— Records shown —

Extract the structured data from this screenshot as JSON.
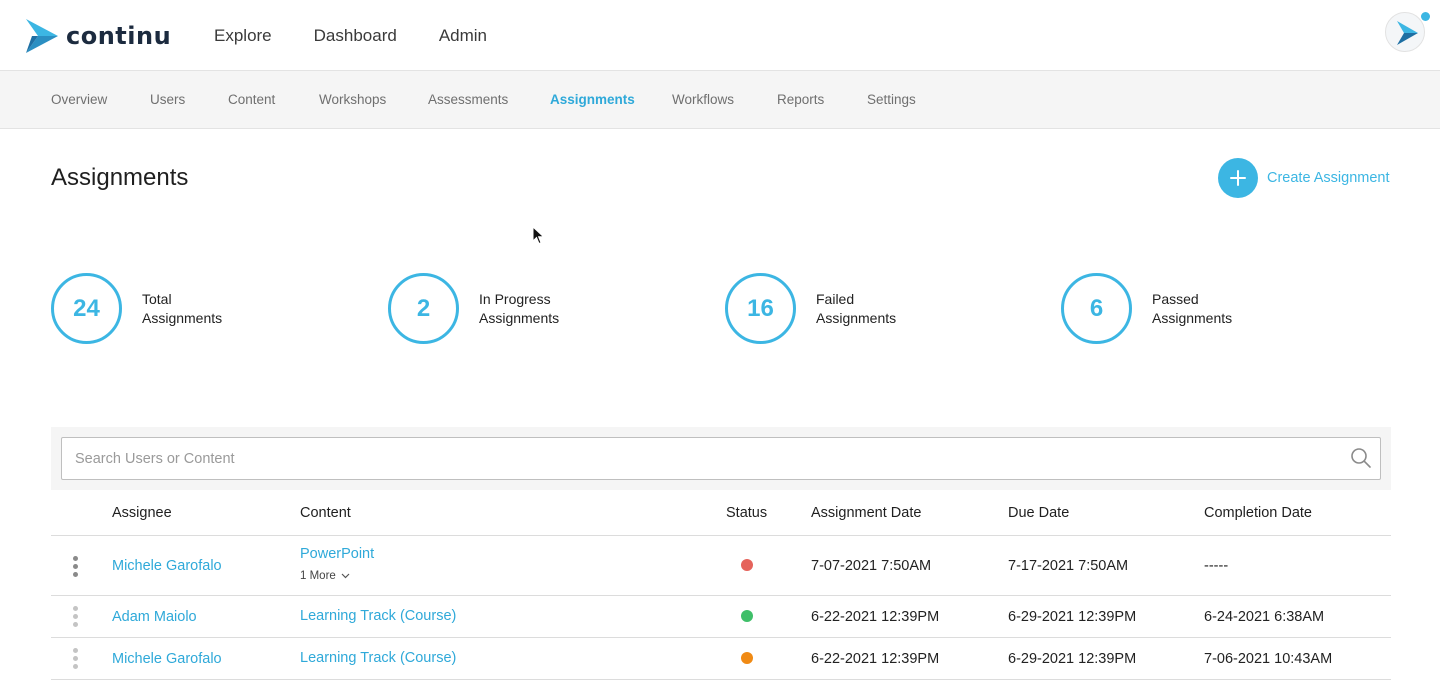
{
  "brand": {
    "name": "continu"
  },
  "topnav": {
    "items": [
      {
        "label": "Explore"
      },
      {
        "label": "Dashboard"
      },
      {
        "label": "Admin"
      }
    ]
  },
  "subnav": {
    "tabs": [
      {
        "label": "Overview",
        "active": false
      },
      {
        "label": "Users",
        "active": false
      },
      {
        "label": "Content",
        "active": false
      },
      {
        "label": "Workshops",
        "active": false
      },
      {
        "label": "Assessments",
        "active": false
      },
      {
        "label": "Assignments",
        "active": true
      },
      {
        "label": "Workflows",
        "active": false
      },
      {
        "label": "Reports",
        "active": false
      },
      {
        "label": "Settings",
        "active": false
      }
    ]
  },
  "page": {
    "title": "Assignments",
    "create_label": "Create Assignment"
  },
  "stats": [
    {
      "value": "24",
      "line1": "Total",
      "line2": "Assignments"
    },
    {
      "value": "2",
      "line1": "In Progress",
      "line2": "Assignments"
    },
    {
      "value": "16",
      "line1": "Failed",
      "line2": "Assignments"
    },
    {
      "value": "6",
      "line1": "Passed",
      "line2": "Assignments"
    }
  ],
  "search": {
    "placeholder": "Search Users or Content",
    "value": ""
  },
  "table": {
    "headers": {
      "assignee": "Assignee",
      "content": "Content",
      "status": "Status",
      "assignment_date": "Assignment Date",
      "due_date": "Due Date",
      "completion_date": "Completion Date"
    },
    "rows": [
      {
        "assignee": "Michele Garofalo",
        "content": "PowerPoint",
        "more": "1 More",
        "status_color": "#e5635b",
        "assignment_date": "7-07-2021 7:50AM",
        "due_date": "7-17-2021 7:50AM",
        "completion_date": "-----"
      },
      {
        "assignee": "Adam Maiolo",
        "content": "Learning Track (Course)",
        "status_color": "#3fbf69",
        "assignment_date": "6-22-2021 12:39PM",
        "due_date": "6-29-2021 12:39PM",
        "completion_date": "6-24-2021 6:38AM"
      },
      {
        "assignee": "Michele Garofalo",
        "content": "Learning Track (Course)",
        "status_color": "#f08a14",
        "assignment_date": "6-22-2021 12:39PM",
        "due_date": "6-29-2021 12:39PM",
        "completion_date": "7-06-2021 10:43AM"
      }
    ]
  },
  "colors": {
    "accent": "#3cb6e3",
    "brand_dark": "#1c2b3f"
  }
}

— Goal of the exercise —
Output the full set of records above without changing a word, and drop the images.

— Response —
Extract the structured data from this screenshot as JSON.
{
  "brand": {
    "name": "continu"
  },
  "topnav": {
    "items": [
      {
        "label": "Explore"
      },
      {
        "label": "Dashboard"
      },
      {
        "label": "Admin"
      }
    ]
  },
  "subnav": {
    "tabs": [
      {
        "label": "Overview",
        "active": false
      },
      {
        "label": "Users",
        "active": false
      },
      {
        "label": "Content",
        "active": false
      },
      {
        "label": "Workshops",
        "active": false
      },
      {
        "label": "Assessments",
        "active": false
      },
      {
        "label": "Assignments",
        "active": true
      },
      {
        "label": "Workflows",
        "active": false
      },
      {
        "label": "Reports",
        "active": false
      },
      {
        "label": "Settings",
        "active": false
      }
    ]
  },
  "page": {
    "title": "Assignments",
    "create_label": "Create Assignment"
  },
  "stats": [
    {
      "value": "24",
      "line1": "Total",
      "line2": "Assignments"
    },
    {
      "value": "2",
      "line1": "In Progress",
      "line2": "Assignments"
    },
    {
      "value": "16",
      "line1": "Failed",
      "line2": "Assignments"
    },
    {
      "value": "6",
      "line1": "Passed",
      "line2": "Assignments"
    }
  ],
  "search": {
    "placeholder": "Search Users or Content",
    "value": ""
  },
  "table": {
    "headers": {
      "assignee": "Assignee",
      "content": "Content",
      "status": "Status",
      "assignment_date": "Assignment Date",
      "due_date": "Due Date",
      "completion_date": "Completion Date"
    },
    "rows": [
      {
        "assignee": "Michele Garofalo",
        "content": "PowerPoint",
        "more": "1 More",
        "status_color": "#e5635b",
        "assignment_date": "7-07-2021 7:50AM",
        "due_date": "7-17-2021 7:50AM",
        "completion_date": "-----"
      },
      {
        "assignee": "Adam Maiolo",
        "content": "Learning Track (Course)",
        "status_color": "#3fbf69",
        "assignment_date": "6-22-2021 12:39PM",
        "due_date": "6-29-2021 12:39PM",
        "completion_date": "6-24-2021 6:38AM"
      },
      {
        "assignee": "Michele Garofalo",
        "content": "Learning Track (Course)",
        "status_color": "#f08a14",
        "assignment_date": "6-22-2021 12:39PM",
        "due_date": "6-29-2021 12:39PM",
        "completion_date": "7-06-2021 10:43AM"
      }
    ]
  },
  "colors": {
    "accent": "#3cb6e3",
    "brand_dark": "#1c2b3f"
  }
}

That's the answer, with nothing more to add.